- Raw data
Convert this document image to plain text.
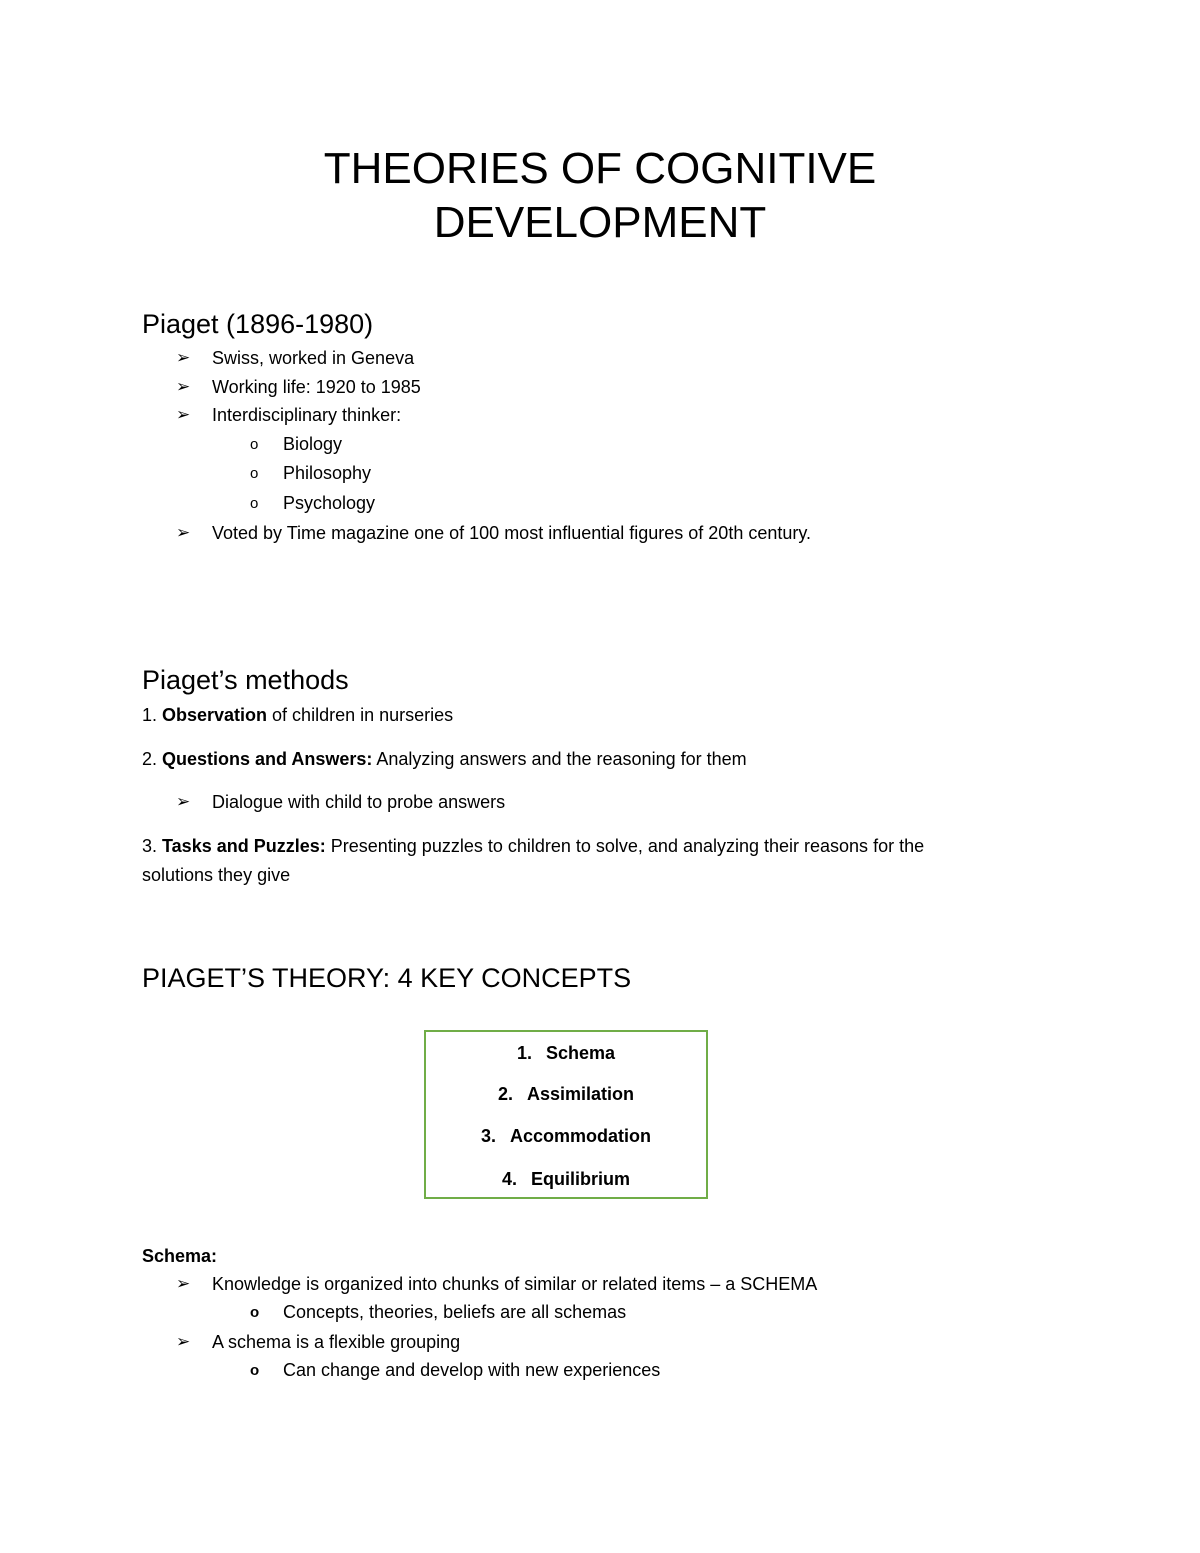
THEORIES OF COGNITIVE
DEVELOPMENT
Piaget (1896-1980)
➢ Swiss, worked in Geneva
➢ Working life: 1920 to 1985
➢ Interdisciplinary thinker:
o Biology
o Philosophy
o Psychology
➢ Voted by Time magazine one of 100 most influential figures of 20th century.
Piaget’s methods
1. Observation of children in nurseries
2. Questions and Answers: Analyzing answers and the reasoning for them
➢ Dialogue with child to probe answers
3. Tasks and Puzzles: Presenting puzzles to children to solve, and analyzing their reasons for the
solutions they give
PIAGET’S THEORY: 4 KEY CONCEPTS
1. Schema
2. Assimilation
3. Accommodation
4. Equilibrium
Schema:
➢ Knowledge is organized into chunks of similar or related items – a SCHEMA
o Concepts, theories, beliefs are all schemas
➢ A schema is a flexible grouping
o Can change and develop with new experiences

- Task to complete
Omit the pictures, then output the rest of the listing exactly.

- Right answer
Convert this document image to plain text.
THEORIES OF COGNITIVE
DEVELOPMENT
Piaget (1896-1980)
➢ Swiss, worked in Geneva
➢ Working life: 1920 to 1985
➢ Interdisciplinary thinker:
o Biology
o Philosophy
o Psychology
➢ Voted by Time magazine one of 100 most influential figures of 20th century.
Piaget’s methods
1. Observation of children in nurseries
2. Questions and Answers: Analyzing answers and the reasoning for them
➢ Dialogue with child to probe answers
3. Tasks and Puzzles: Presenting puzzles to children to solve, and analyzing their reasons for the
solutions they give
PIAGET’S THEORY: 4 KEY CONCEPTS
1. Schema
2. Assimilation
3. Accommodation
4. Equilibrium
Schema:
➢ Knowledge is organized into chunks of similar or related items – a SCHEMA
o Concepts, theories, beliefs are all schemas
➢ A schema is a flexible grouping
o Can change and develop with new experiences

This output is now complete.